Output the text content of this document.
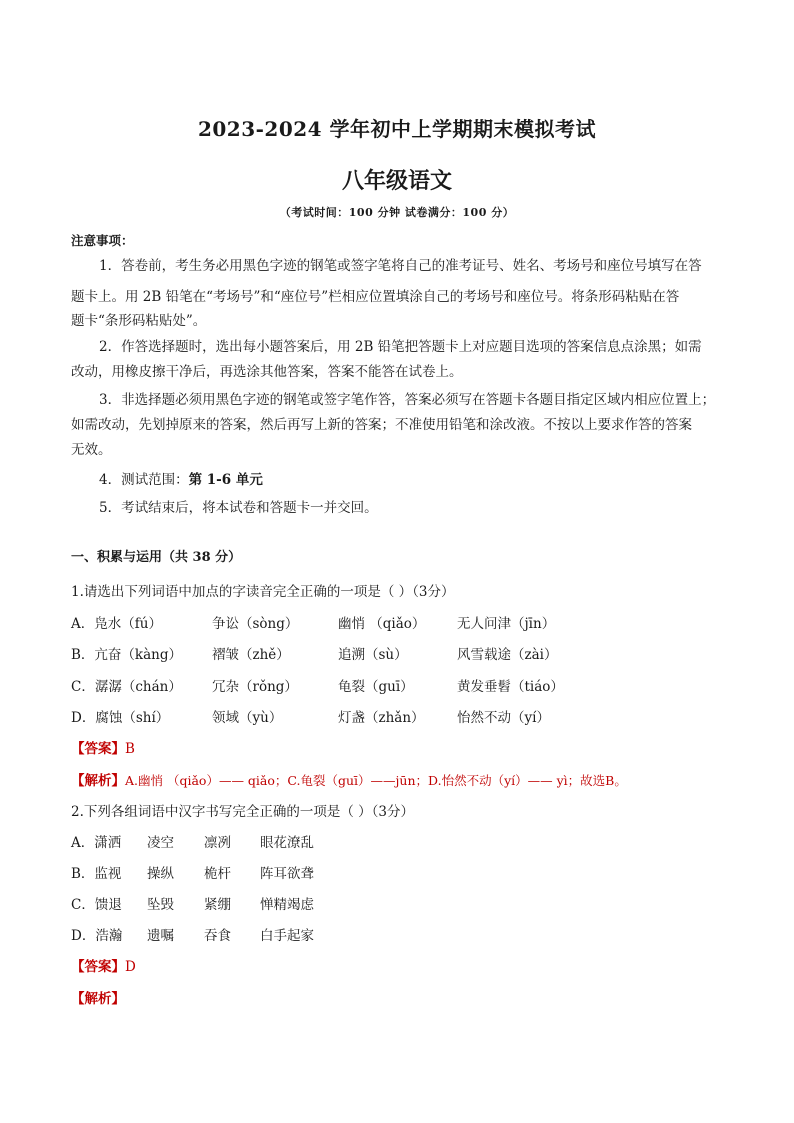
2023-2024 学年初中上学期期末模拟考试
八年级语文
（考试时间：100 分钟 试卷满分：100 分）
注意事项：
1．答卷前，考生务必用黑色字迹的钢笔或签字笔将自己的准考证号、姓名、考场号和座位号填写在答
题卡上。用 2B 铅笔在“考场号”和“座位号”栏相应位置填涂自己的考场号和座位号。将条形码粘贴在答
题卡“条形码粘贴处”。
2．作答选择题时，选出每小题答案后，用 2B 铅笔把答题卡上对应题目选项的答案信息点涂黑；如需
改动，用橡皮擦干净后，再选涂其他答案，答案不能答在试卷上。
3．非选择题必须用黑色字迹的钢笔或签字笔作答，答案必须写在答题卡各题目指定区域内相应位置上；
如需改动，先划掉原来的答案，然后再写上新的答案；不准使用铅笔和涂改液。不按以上要求作答的答案
无效。
4．测试范围：第 1-6 单元
5．考试结束后，将本试卷和答题卡一并交回。
一、积累与运用（共 38 分）
1.请选出下列词语中加点的字读音完全正确的一项是（ ）（3分）
A．凫水（fú）	争讼（sòng）	幽悄 （qiǎo） 无人问津（jīn）
B．亢奋（kàng） 褶皱（zhě）	追溯（sù）	风雪载途（zài）
C．潺潺（chán） 冗杂（rǒng）	龟裂（guī）	黄发垂髫（tiáo）
D．腐蚀（shí）	领域（yù）	灯盏（zhǎn） 怡然不动（yí）
【答案】B
【解析】A.幽悄 （qiǎo）—— qiǎo；C.龟裂（guī）——jūn；D.怡然不动（yí）—— yì；故选B。
2.下列各组词语中汉字书写完全正确的一项是（ ）（3分）
A．潇洒 凌空 凛冽 眼花潦乱
B．监视 操纵 桅杆 阵耳欲聋
C．馈退 坠毁 紧绷 惮精竭虑
D．浩瀚 遗嘱 吞食 白手起家
【答案】D
【解析】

* **Stated task**
From the listing, extract all text exactly as given and drop any picture.

* **Output of the exercise**
Output the text content of this document.
2023-2024 学年初中上学期期末模拟考试
八年级语文
（考试时间：100 分钟 试卷满分：100 分）
注意事项：
1．答卷前，考生务必用黑色字迹的钢笔或签字笔将自己的准考证号、姓名、考场号和座位号填写在答
题卡上。用 2B 铅笔在“考场号”和“座位号”栏相应位置填涂自己的考场号和座位号。将条形码粘贴在答
题卡“条形码粘贴处”。
2．作答选择题时，选出每小题答案后，用 2B 铅笔把答题卡上对应题目选项的答案信息点涂黑；如需
改动，用橡皮擦干净后，再选涂其他答案，答案不能答在试卷上。
3．非选择题必须用黑色字迹的钢笔或签字笔作答，答案必须写在答题卡各题目指定区域内相应位置上；
如需改动，先划掉原来的答案，然后再写上新的答案；不准使用铅笔和涂改液。不按以上要求作答的答案
无效。
4．测试范围：第 1-6 单元
5．考试结束后，将本试卷和答题卡一并交回。
一、积累与运用（共 38 分）
1.请选出下列词语中加点的字读音完全正确的一项是（ ）（3分）
A．凫水（fú）	争讼（sòng）	幽悄 （qiǎo） 无人问津（jīn）
B．亢奋（kàng） 褶皱（zhě）	追溯（sù）	风雪载途（zài）
C．潺潺（chán） 冗杂（rǒng）	龟裂（guī）	黄发垂髫（tiáo）
D．腐蚀（shí）	领域（yù）	灯盏（zhǎn） 怡然不动（yí）
【答案】B
【解析】A.幽悄 （qiǎo）—— qiǎo；C.龟裂（guī）——jūn；D.怡然不动（yí）—— yì；故选B。
2.下列各组词语中汉字书写完全正确的一项是（ ）（3分）
A．潇洒 凌空 凛冽 眼花潦乱
B．监视 操纵 桅杆 阵耳欲聋
C．馈退 坠毁 紧绷 惮精竭虑
D．浩瀚 遗嘱 吞食 白手起家
【答案】D
【解析】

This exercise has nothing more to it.